[Stored records]
━━━━━━━━

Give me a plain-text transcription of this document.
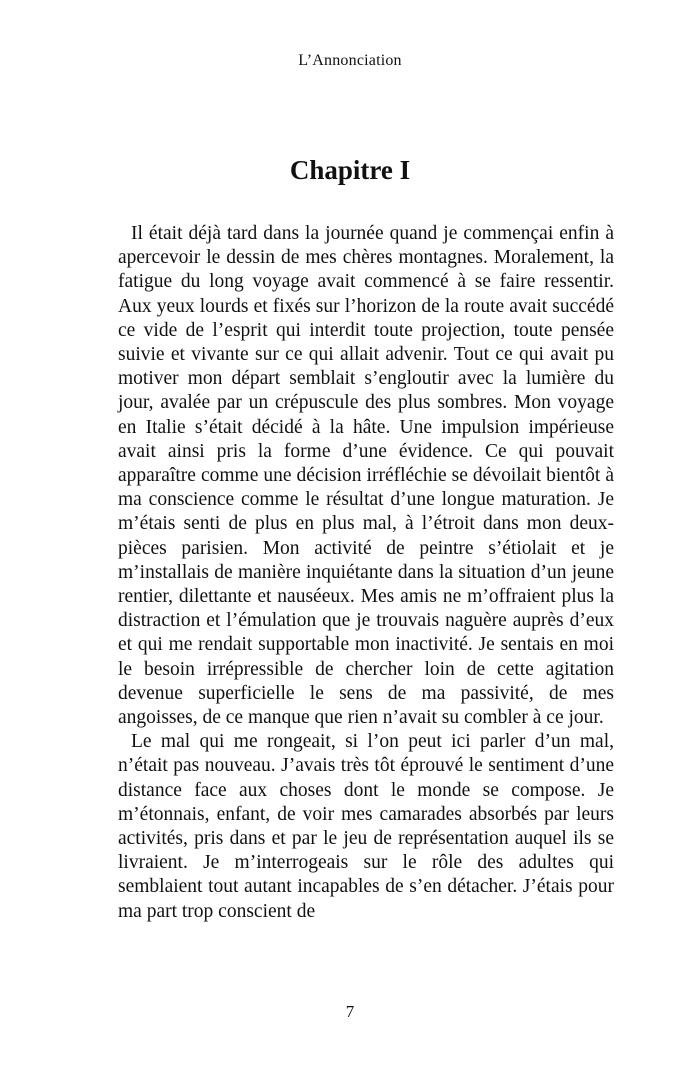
L’Annonciation
Chapitre I

Il était déjà tard dans la journée quand je commençai enfin à apercevoir le dessin de mes chères montagnes. Moralement, la fatigue du long voyage avait commencé à se faire ressentir. Aux yeux lourds et fixés sur l’horizon de la route avait succédé ce vide de l’esprit qui interdit toute projection, toute pensée suivie et vivante sur ce qui allait advenir. Tout ce qui avait pu motiver mon départ semblait s’engloutir avec la lumière du jour, avalée par un crépuscule des plus sombres. Mon voyage en Italie s’était décidé à la hâte. Une impulsion impérieuse avait ainsi pris la forme d’une évidence. Ce qui pouvait apparaître comme une décision irréfléchie se dévoilait bientôt à ma conscience comme le résultat d’une longue maturation. Je m’étais senti de plus en plus mal, à l’étroit dans mon deux-pièces parisien. Mon activité de peintre s’étiolait et je m’installais de manière inquiétante dans la situation d’un jeune rentier, dilettante et nauséeux. Mes amis ne m’offraient plus la distraction et l’émulation que je trouvais naguère auprès d’eux et qui me rendait supportable mon inactivité. Je sentais en moi le besoin irrépressible de chercher loin de cette agitation devenue superficielle le sens de ma passivité, de mes angoisses, de ce manque que rien n’avait su combler à ce jour.

Le mal qui me rongeait, si l’on peut ici parler d’un mal, n’était pas nouveau. J’avais très tôt éprouvé le sentiment d’une distance face aux choses dont le monde se compose. Je m’étonnais, enfant, de voir mes camarades absorbés par leurs activités, pris dans et par le jeu de représentation auquel ils se livraient. Je m’interrogeais sur le rôle des adultes qui semblaient tout autant incapables de s’en détacher. J’étais pour ma part trop conscient de

7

━━━━━━━━

Task requirements — Pull every line containing "dans" from the material above.

Solution to this exercise —
Il était déjà tard dans la journée quand je commençai enfin à apercevoir le dessin de mes chères montagnes. Moralement, la fatigue du long voyage avait commencé à se faire ressentir. Aux yeux lourds et fixés sur l’horizon de la route avait succédé ce vide de l’esprit qui interdit toute projection, toute pensée suivie et vivante sur ce qui allait advenir. Tout ce qui avait pu motiver mon départ semblait s’engloutir avec la lumière du jour, avalée par un crépuscule des plus sombres. Mon voyage en Italie s’était décidé à la hâte. Une impulsion impérieuse avait ainsi pris la forme d’une évidence. Ce qui pouvait apparaître comme une décision irréfléchie se dévoilait bientôt à ma conscience comme le résultat d’une longue maturation. Je m’étais senti de plus en plus mal, à l’étroit dans mon deux-pièces parisien. Mon activité de peintre s’étiolait et je m’installais de manière inquiétante dans la situation d’un jeune rentier, dilettante et nauséeux. Mes amis ne m’offraient plus la distraction et l’émulation que je trouvais naguère auprès d’eux et qui me rendait supportable mon inactivité. Je sentais en moi le besoin irrépressible de chercher loin de cette agitation devenue superficielle le sens de ma passivité, de mes angoisses, de ce manque que rien n’avait su combler à ce jour.
Le mal qui me rongeait, si l’on peut ici parler d’un mal, n’était pas nouveau. J’avais très tôt éprouvé le sentiment d’une distance face aux choses dont le monde se compose. Je m’étonnais, enfant, de voir mes camarades absorbés par leurs activités, pris dans et par le jeu de représentation auquel ils se livraient. Je m’interrogeais sur le rôle des adultes qui semblaient tout autant incapables de s’en détacher. J’étais pour ma part trop conscient de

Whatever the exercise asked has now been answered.